Lines of data:
==============================
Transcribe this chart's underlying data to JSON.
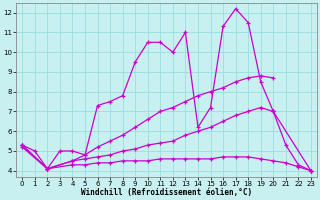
{
  "xlabel": "Windchill (Refroidissement éolien,°C)",
  "bg_color": "#c8f0f0",
  "line_color": "#cc00cc",
  "grid_color": "#99dddd",
  "xlim": [
    -0.5,
    23.5
  ],
  "ylim": [
    3.7,
    12.5
  ],
  "xticks": [
    0,
    1,
    2,
    3,
    4,
    5,
    6,
    7,
    8,
    9,
    10,
    11,
    12,
    13,
    14,
    15,
    16,
    17,
    18,
    19,
    20,
    21,
    22,
    23
  ],
  "yticks": [
    4,
    5,
    6,
    7,
    8,
    9,
    10,
    11,
    12
  ],
  "series": [
    {
      "x": [
        0,
        1,
        2,
        3,
        4,
        5,
        6,
        7,
        8,
        9,
        10,
        11,
        12,
        13,
        14,
        15,
        16,
        17,
        18,
        19,
        20
      ],
      "y": [
        5.3,
        5.0,
        4.1,
        5.0,
        5.0,
        4.8,
        7.3,
        7.5,
        7.8,
        9.5,
        10.5,
        10.5,
        10.0,
        11.0,
        6.2,
        7.2,
        11.3,
        12.2,
        11.5,
        8.5,
        7.0
      ]
    },
    {
      "x": [
        20,
        21,
        22,
        23
      ],
      "y": [
        7.0,
        5.3,
        4.3,
        4.0
      ]
    },
    {
      "x": [
        0,
        2,
        4,
        5,
        6,
        7,
        8,
        9,
        10,
        11,
        12,
        13,
        14,
        15,
        16,
        17,
        18,
        19,
        20
      ],
      "y": [
        5.3,
        4.1,
        4.5,
        4.8,
        5.2,
        5.5,
        5.8,
        6.2,
        6.6,
        7.0,
        7.2,
        7.5,
        7.8,
        8.0,
        8.2,
        8.5,
        8.7,
        8.8,
        8.7
      ]
    },
    {
      "x": [
        0,
        2,
        4,
        5,
        6,
        7,
        8,
        9,
        10,
        11,
        12,
        13,
        14,
        15,
        16,
        17,
        18,
        19,
        20,
        23
      ],
      "y": [
        5.3,
        4.1,
        4.5,
        4.6,
        4.7,
        4.8,
        5.0,
        5.1,
        5.3,
        5.4,
        5.5,
        5.8,
        6.0,
        6.2,
        6.5,
        6.8,
        7.0,
        7.2,
        7.0,
        4.0
      ]
    },
    {
      "x": [
        0,
        2,
        4,
        5,
        6,
        7,
        8,
        9,
        10,
        11,
        12,
        13,
        14,
        15,
        16,
        17,
        18,
        19,
        20,
        21,
        22,
        23
      ],
      "y": [
        5.2,
        4.1,
        4.3,
        4.3,
        4.4,
        4.4,
        4.5,
        4.5,
        4.5,
        4.6,
        4.6,
        4.6,
        4.6,
        4.6,
        4.7,
        4.7,
        4.7,
        4.6,
        4.5,
        4.4,
        4.2,
        4.0
      ]
    }
  ]
}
==============================
__Written task__. What comes back should match the records exactly, minus any pictures.

__Reply__.
Transcribe this chart's underlying data to JSON.
{
  "xlabel": "Windchill (Refroidissement éolien,°C)",
  "bg_color": "#c8f0f0",
  "line_color": "#cc00cc",
  "grid_color": "#99dddd",
  "xlim": [
    -0.5,
    23.5
  ],
  "ylim": [
    3.7,
    12.5
  ],
  "xticks": [
    0,
    1,
    2,
    3,
    4,
    5,
    6,
    7,
    8,
    9,
    10,
    11,
    12,
    13,
    14,
    15,
    16,
    17,
    18,
    19,
    20,
    21,
    22,
    23
  ],
  "yticks": [
    4,
    5,
    6,
    7,
    8,
    9,
    10,
    11,
    12
  ],
  "series": [
    {
      "x": [
        0,
        1,
        2,
        3,
        4,
        5,
        6,
        7,
        8,
        9,
        10,
        11,
        12,
        13,
        14,
        15,
        16,
        17,
        18,
        19,
        20
      ],
      "y": [
        5.3,
        5.0,
        4.1,
        5.0,
        5.0,
        4.8,
        7.3,
        7.5,
        7.8,
        9.5,
        10.5,
        10.5,
        10.0,
        11.0,
        6.2,
        7.2,
        11.3,
        12.2,
        11.5,
        8.5,
        7.0
      ]
    },
    {
      "x": [
        20,
        21,
        22,
        23
      ],
      "y": [
        7.0,
        5.3,
        4.3,
        4.0
      ]
    },
    {
      "x": [
        0,
        2,
        4,
        5,
        6,
        7,
        8,
        9,
        10,
        11,
        12,
        13,
        14,
        15,
        16,
        17,
        18,
        19,
        20
      ],
      "y": [
        5.3,
        4.1,
        4.5,
        4.8,
        5.2,
        5.5,
        5.8,
        6.2,
        6.6,
        7.0,
        7.2,
        7.5,
        7.8,
        8.0,
        8.2,
        8.5,
        8.7,
        8.8,
        8.7
      ]
    },
    {
      "x": [
        0,
        2,
        4,
        5,
        6,
        7,
        8,
        9,
        10,
        11,
        12,
        13,
        14,
        15,
        16,
        17,
        18,
        19,
        20,
        23
      ],
      "y": [
        5.3,
        4.1,
        4.5,
        4.6,
        4.7,
        4.8,
        5.0,
        5.1,
        5.3,
        5.4,
        5.5,
        5.8,
        6.0,
        6.2,
        6.5,
        6.8,
        7.0,
        7.2,
        7.0,
        4.0
      ]
    },
    {
      "x": [
        0,
        2,
        4,
        5,
        6,
        7,
        8,
        9,
        10,
        11,
        12,
        13,
        14,
        15,
        16,
        17,
        18,
        19,
        20,
        21,
        22,
        23
      ],
      "y": [
        5.2,
        4.1,
        4.3,
        4.3,
        4.4,
        4.4,
        4.5,
        4.5,
        4.5,
        4.6,
        4.6,
        4.6,
        4.6,
        4.6,
        4.7,
        4.7,
        4.7,
        4.6,
        4.5,
        4.4,
        4.2,
        4.0
      ]
    }
  ]
}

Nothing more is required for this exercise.